WRITTEN REQUEST ::
The listing must be reproduced in full, exactly as it stands.

%%

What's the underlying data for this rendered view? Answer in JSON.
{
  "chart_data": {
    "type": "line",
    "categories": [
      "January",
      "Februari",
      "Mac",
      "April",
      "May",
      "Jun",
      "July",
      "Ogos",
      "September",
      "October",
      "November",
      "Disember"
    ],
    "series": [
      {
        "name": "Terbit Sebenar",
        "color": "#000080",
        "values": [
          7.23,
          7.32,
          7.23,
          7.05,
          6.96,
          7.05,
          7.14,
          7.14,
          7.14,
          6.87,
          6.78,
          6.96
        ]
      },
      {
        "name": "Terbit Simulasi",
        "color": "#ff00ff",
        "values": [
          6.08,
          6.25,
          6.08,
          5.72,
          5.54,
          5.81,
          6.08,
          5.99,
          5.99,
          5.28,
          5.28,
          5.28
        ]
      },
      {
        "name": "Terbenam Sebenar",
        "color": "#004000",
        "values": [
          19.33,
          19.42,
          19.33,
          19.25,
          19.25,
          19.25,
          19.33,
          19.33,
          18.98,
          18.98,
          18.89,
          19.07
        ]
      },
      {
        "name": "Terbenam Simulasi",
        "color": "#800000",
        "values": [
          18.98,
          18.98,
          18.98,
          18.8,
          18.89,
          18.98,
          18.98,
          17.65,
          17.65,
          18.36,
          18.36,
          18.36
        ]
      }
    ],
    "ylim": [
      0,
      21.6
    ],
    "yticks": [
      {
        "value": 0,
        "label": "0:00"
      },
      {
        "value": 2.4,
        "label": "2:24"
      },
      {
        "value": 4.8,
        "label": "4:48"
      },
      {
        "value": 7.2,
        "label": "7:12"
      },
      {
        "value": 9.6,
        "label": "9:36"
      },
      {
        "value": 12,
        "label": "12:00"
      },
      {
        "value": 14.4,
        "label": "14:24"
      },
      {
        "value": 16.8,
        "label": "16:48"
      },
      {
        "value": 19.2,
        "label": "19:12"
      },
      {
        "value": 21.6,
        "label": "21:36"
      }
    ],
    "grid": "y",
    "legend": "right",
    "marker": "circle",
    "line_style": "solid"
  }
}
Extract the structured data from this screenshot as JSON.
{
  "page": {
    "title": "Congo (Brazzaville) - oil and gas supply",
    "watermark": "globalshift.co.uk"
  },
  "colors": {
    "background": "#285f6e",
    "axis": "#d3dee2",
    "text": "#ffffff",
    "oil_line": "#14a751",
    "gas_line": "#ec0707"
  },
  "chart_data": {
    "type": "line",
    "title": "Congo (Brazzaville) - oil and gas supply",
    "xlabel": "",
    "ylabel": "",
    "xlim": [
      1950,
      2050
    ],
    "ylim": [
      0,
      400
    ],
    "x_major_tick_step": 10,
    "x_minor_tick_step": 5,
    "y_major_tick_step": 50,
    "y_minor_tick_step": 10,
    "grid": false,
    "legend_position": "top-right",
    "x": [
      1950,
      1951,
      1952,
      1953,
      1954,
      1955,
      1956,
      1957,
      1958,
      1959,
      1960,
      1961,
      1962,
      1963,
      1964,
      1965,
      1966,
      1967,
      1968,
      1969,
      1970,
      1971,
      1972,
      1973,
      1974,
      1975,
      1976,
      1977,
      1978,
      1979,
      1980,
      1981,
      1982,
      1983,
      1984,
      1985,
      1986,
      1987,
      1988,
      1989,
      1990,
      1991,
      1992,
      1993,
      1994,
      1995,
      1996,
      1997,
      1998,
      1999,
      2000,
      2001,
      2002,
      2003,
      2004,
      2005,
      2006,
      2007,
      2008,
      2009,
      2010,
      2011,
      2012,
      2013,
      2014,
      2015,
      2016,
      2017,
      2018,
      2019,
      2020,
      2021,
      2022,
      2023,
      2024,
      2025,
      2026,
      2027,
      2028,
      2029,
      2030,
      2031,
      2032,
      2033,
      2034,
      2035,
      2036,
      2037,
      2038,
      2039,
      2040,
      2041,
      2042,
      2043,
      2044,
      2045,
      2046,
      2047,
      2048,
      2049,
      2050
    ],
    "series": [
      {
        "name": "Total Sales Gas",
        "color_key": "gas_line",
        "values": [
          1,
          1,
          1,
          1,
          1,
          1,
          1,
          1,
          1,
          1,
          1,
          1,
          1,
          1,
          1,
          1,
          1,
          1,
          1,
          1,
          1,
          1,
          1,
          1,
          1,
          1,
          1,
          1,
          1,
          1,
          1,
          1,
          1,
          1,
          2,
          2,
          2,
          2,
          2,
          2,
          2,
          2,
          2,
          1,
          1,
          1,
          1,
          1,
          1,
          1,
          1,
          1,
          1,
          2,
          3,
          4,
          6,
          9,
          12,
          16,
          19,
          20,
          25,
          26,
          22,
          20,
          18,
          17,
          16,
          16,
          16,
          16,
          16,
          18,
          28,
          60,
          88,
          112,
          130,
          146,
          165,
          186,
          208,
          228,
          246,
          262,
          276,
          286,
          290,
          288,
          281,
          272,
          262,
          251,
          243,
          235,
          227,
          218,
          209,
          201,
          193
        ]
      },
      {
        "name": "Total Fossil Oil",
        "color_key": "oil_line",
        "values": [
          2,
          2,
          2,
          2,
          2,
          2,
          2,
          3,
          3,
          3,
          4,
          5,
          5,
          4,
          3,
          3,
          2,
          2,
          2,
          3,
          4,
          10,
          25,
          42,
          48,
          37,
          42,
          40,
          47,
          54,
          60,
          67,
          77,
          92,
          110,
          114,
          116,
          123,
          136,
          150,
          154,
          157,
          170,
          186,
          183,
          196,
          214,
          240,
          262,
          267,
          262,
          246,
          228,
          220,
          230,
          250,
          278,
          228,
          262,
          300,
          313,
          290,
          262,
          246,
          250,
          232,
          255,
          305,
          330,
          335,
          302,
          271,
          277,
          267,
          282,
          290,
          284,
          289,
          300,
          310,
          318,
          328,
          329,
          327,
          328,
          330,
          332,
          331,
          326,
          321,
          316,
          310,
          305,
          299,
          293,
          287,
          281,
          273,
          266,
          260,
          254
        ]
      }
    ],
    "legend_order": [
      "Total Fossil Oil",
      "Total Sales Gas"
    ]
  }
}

%%

RESULT BELOW ::
What's the underlying data for this rendered view? Answer in JSON.
{
  "chart_data": {
    "type": "line",
    "categories": [
      "January",
      "Februari",
      "Mac",
      "April",
      "May",
      "Jun",
      "July",
      "Ogos",
      "September",
      "October",
      "November",
      "Disember"
    ],
    "series": [
      {
        "name": "Terbit Sebenar",
        "color": "#000080",
        "values": [
          7.23,
          7.32,
          7.23,
          7.05,
          6.96,
          7.05,
          7.14,
          7.14,
          7.14,
          6.87,
          6.78,
          6.96
        ]
      },
      {
        "name": "Terbit Simulasi",
        "color": "#ff00ff",
        "values": [
          6.08,
          6.25,
          6.08,
          5.72,
          5.54,
          5.81,
          6.08,
          5.99,
          5.99,
          5.28,
          5.28,
          5.28
        ]
      },
      {
        "name": "Terbenam Sebenar",
        "color": "#004000",
        "values": [
          19.33,
          19.42,
          19.33,
          19.25,
          19.25,
          19.25,
          19.33,
          19.33,
          18.98,
          18.98,
          18.89,
          19.07
        ]
      },
      {
        "name": "Terbenam Simulasi",
        "color": "#800000",
        "values": [
          18.98,
          18.98,
          18.98,
          18.8,
          18.89,
          18.98,
          18.98,
          17.65,
          17.65,
          18.36,
          18.36,
          18.36
        ]
      }
    ],
    "ylim": [
      0,
      21.6
    ],
    "yticks": [
      {
        "value": 0,
        "label": "0:00"
      },
      {
        "value": 2.4,
        "label": "2:24"
      },
      {
        "value": 4.8,
        "label": "4:48"
      },
      {
        "value": 7.2,
        "label": "7:12"
      },
      {
        "value": 9.6,
        "label": "9:36"
      },
      {
        "value": 12,
        "label": "12:00"
      },
      {
        "value": 14.4,
        "label": "14:24"
      },
      {
        "value": 16.8,
        "label": "16:48"
      },
      {
        "value": 19.2,
        "label": "19:12"
      },
      {
        "value": 21.6,
        "label": "21:36"
      }
    ],
    "grid": "y",
    "legend": "right",
    "marker": "circle",
    "line_style": "solid"
  }
}
Extract the structured data from this screenshot as JSON.
{
  "page": {
    "title": "Congo (Brazzaville) - oil and gas supply",
    "watermark": "globalshift.co.uk"
  },
  "colors": {
    "background": "#285f6e",
    "axis": "#d3dee2",
    "text": "#ffffff",
    "oil_line": "#14a751",
    "gas_line": "#ec0707"
  },
  "chart_data": {
    "type": "line",
    "title": "Congo (Brazzaville) - oil and gas supply",
    "xlabel": "",
    "ylabel": "",
    "xlim": [
      1950,
      2050
    ],
    "ylim": [
      0,
      400
    ],
    "x_major_tick_step": 10,
    "x_minor_tick_step": 5,
    "y_major_tick_step": 50,
    "y_minor_tick_step": 10,
    "grid": false,
    "legend_position": "top-right",
    "x": [
      1950,
      1951,
      1952,
      1953,
      1954,
      1955,
      1956,
      1957,
      1958,
      1959,
      1960,
      1961,
      1962,
      1963,
      1964,
      1965,
      1966,
      1967,
      1968,
      1969,
      1970,
      1971,
      1972,
      1973,
      1974,
      1975,
      1976,
      1977,
      1978,
      1979,
      1980,
      1981,
      1982,
      1983,
      1984,
      1985,
      1986,
      1987,
      1988,
      1989,
      1990,
      1991,
      1992,
      1993,
      1994,
      1995,
      1996,
      1997,
      1998,
      1999,
      2000,
      2001,
      2002,
      2003,
      2004,
      2005,
      2006,
      2007,
      2008,
      2009,
      2010,
      2011,
      2012,
      2013,
      2014,
      2015,
      2016,
      2017,
      2018,
      2019,
      2020,
      2021,
      2022,
      2023,
      2024,
      2025,
      2026,
      2027,
      2028,
      2029,
      2030,
      2031,
      2032,
      2033,
      2034,
      2035,
      2036,
      2037,
      2038,
      2039,
      2040,
      2041,
      2042,
      2043,
      2044,
      2045,
      2046,
      2047,
      2048,
      2049,
      2050
    ],
    "series": [
      {
        "name": "Total Sales Gas",
        "color_key": "gas_line",
        "values": [
          1,
          1,
          1,
          1,
          1,
          1,
          1,
          1,
          1,
          1,
          1,
          1,
          1,
          1,
          1,
          1,
          1,
          1,
          1,
          1,
          1,
          1,
          1,
          1,
          1,
          1,
          1,
          1,
          1,
          1,
          1,
          1,
          1,
          1,
          2,
          2,
          2,
          2,
          2,
          2,
          2,
          2,
          2,
          1,
          1,
          1,
          1,
          1,
          1,
          1,
          1,
          1,
          1,
          2,
          3,
          4,
          6,
          9,
          12,
          16,
          19,
          20,
          25,
          26,
          22,
          20,
          18,
          17,
          16,
          16,
          16,
          16,
          16,
          18,
          28,
          60,
          88,
          112,
          130,
          146,
          165,
          186,
          208,
          228,
          246,
          262,
          276,
          286,
          290,
          288,
          281,
          272,
          262,
          251,
          243,
          235,
          227,
          218,
          209,
          201,
          193
        ]
      },
      {
        "name": "Total Fossil Oil",
        "color_key": "oil_line",
        "values": [
          2,
          2,
          2,
          2,
          2,
          2,
          2,
          3,
          3,
          3,
          4,
          5,
          5,
          4,
          3,
          3,
          2,
          2,
          2,
          3,
          4,
          10,
          25,
          42,
          48,
          37,
          42,
          40,
          47,
          54,
          60,
          67,
          77,
          92,
          110,
          114,
          116,
          123,
          136,
          150,
          154,
          157,
          170,
          186,
          183,
          196,
          214,
          240,
          262,
          267,
          262,
          246,
          228,
          220,
          230,
          250,
          278,
          228,
          262,
          300,
          313,
          290,
          262,
          246,
          250,
          232,
          255,
          305,
          330,
          335,
          302,
          271,
          277,
          267,
          282,
          290,
          284,
          289,
          300,
          310,
          318,
          328,
          329,
          327,
          328,
          330,
          332,
          331,
          326,
          321,
          316,
          310,
          305,
          299,
          293,
          287,
          281,
          273,
          266,
          260,
          254
        ]
      }
    ],
    "legend_order": [
      "Total Fossil Oil",
      "Total Sales Gas"
    ]
  }
}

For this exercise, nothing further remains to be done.